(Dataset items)
⁂
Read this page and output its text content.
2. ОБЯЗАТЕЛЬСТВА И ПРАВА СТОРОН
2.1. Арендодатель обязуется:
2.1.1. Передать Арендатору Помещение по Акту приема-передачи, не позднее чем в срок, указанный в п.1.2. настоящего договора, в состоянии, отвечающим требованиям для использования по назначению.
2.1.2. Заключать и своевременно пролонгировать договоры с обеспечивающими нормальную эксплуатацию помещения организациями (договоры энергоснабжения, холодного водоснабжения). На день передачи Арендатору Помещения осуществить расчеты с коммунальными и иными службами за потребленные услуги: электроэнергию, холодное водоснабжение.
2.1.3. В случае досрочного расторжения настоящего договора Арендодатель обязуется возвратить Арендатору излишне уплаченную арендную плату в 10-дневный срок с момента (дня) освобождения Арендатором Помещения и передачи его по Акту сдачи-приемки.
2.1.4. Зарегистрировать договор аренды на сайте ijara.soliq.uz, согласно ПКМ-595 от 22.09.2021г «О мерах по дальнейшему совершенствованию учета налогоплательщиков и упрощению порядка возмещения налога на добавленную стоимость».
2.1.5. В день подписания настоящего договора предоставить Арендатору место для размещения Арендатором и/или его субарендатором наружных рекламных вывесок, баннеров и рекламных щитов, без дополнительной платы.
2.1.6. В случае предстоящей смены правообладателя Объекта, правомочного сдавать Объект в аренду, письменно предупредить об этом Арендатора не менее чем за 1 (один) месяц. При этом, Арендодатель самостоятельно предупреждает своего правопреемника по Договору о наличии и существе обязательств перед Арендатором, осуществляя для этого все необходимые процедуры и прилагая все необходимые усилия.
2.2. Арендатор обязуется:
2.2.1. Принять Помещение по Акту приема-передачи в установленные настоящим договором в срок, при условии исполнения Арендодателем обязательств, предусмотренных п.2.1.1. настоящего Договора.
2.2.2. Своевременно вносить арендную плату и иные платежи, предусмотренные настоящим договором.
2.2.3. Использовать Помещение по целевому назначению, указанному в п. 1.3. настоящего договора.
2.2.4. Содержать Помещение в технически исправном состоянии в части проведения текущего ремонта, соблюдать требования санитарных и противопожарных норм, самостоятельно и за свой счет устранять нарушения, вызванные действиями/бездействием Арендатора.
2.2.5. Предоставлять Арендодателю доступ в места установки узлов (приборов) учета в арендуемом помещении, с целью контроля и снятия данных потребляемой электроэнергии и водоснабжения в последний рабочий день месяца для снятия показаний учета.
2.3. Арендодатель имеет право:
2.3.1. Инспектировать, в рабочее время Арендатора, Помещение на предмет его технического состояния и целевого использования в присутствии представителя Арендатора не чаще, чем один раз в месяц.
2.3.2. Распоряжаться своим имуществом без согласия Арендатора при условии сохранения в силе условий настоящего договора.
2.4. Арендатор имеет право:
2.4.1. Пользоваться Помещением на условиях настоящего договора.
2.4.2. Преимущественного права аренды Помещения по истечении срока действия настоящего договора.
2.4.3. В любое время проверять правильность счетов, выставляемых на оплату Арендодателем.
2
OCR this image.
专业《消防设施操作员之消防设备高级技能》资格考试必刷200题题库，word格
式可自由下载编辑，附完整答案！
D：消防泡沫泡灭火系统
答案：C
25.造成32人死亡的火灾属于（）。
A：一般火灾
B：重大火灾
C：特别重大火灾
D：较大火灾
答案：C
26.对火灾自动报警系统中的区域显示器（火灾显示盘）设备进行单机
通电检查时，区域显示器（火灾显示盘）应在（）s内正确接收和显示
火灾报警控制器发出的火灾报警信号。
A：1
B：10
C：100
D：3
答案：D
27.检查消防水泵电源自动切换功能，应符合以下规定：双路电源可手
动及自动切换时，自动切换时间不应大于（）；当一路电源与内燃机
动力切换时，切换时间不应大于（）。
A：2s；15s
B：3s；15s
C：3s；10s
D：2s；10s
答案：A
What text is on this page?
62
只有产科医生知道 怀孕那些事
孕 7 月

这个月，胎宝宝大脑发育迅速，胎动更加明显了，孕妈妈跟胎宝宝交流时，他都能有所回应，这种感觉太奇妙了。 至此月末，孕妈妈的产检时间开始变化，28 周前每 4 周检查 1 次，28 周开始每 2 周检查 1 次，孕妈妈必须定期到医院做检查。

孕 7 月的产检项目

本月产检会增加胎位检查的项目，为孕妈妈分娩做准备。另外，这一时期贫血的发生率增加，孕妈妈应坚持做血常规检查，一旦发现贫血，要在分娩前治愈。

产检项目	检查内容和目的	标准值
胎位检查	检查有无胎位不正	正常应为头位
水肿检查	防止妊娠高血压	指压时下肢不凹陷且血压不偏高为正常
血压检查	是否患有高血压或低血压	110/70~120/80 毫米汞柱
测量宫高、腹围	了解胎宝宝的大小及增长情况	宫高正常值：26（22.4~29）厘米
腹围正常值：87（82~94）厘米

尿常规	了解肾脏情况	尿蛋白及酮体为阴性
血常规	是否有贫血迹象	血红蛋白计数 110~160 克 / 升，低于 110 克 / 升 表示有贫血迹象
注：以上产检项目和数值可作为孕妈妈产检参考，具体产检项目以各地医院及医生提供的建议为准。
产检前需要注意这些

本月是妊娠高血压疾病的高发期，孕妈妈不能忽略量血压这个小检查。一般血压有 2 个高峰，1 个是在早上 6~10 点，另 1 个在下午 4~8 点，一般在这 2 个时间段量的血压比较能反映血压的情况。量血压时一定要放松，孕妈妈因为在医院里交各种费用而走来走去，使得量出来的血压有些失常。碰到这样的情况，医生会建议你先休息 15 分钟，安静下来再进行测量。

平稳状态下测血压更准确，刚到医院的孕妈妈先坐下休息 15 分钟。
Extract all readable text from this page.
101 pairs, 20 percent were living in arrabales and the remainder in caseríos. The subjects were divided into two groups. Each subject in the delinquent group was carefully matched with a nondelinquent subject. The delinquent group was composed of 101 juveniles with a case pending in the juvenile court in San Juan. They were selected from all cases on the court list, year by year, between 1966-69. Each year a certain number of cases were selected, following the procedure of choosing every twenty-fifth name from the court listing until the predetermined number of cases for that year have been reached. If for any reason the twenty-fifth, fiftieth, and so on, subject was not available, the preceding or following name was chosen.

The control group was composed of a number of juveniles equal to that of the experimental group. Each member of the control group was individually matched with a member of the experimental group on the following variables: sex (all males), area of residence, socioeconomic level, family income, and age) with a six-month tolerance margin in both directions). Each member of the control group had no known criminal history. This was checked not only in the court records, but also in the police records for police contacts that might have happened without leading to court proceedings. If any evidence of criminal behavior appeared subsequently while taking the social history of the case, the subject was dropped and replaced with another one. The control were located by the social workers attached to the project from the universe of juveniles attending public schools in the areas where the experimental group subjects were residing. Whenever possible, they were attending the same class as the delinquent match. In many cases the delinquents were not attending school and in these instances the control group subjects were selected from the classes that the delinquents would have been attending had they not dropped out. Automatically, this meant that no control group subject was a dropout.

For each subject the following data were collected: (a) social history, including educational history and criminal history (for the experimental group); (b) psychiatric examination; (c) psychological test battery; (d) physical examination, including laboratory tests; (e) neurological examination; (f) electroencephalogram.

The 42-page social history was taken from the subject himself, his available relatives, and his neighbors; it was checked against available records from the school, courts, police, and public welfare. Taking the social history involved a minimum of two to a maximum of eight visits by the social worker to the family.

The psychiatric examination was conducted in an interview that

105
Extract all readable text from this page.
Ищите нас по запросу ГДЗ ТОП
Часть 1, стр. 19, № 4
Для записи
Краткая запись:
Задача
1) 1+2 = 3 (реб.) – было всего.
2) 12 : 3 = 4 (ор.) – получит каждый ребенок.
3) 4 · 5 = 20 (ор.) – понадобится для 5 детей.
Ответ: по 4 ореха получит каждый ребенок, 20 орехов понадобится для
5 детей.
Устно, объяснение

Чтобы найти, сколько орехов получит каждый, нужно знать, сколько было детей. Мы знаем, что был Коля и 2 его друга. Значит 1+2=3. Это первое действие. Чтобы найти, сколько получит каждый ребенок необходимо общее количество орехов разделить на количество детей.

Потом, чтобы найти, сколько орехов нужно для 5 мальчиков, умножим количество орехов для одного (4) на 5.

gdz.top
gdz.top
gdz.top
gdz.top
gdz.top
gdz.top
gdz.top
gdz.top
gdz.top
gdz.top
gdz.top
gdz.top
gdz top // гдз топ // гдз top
⁂
#### Instruction
Using the listing above, gather each line that holds the string "ребенок" and copy it.

#### Solution below
2) 12 : 3 = 4 (ор.) – получит каждый ребенок.
Ответ: по 4 ореха получит каждый ребенок, 20 орехов понадобится для
Чтобы найти, сколько орехов получит каждый, нужно знать, сколько было детей. Мы знаем, что был Коля и 2 его друга. Значит 1+2=3. Это первое действие. Чтобы найти, сколько получит каждый ребенок необходимо общее количество орехов разделить на количество детей.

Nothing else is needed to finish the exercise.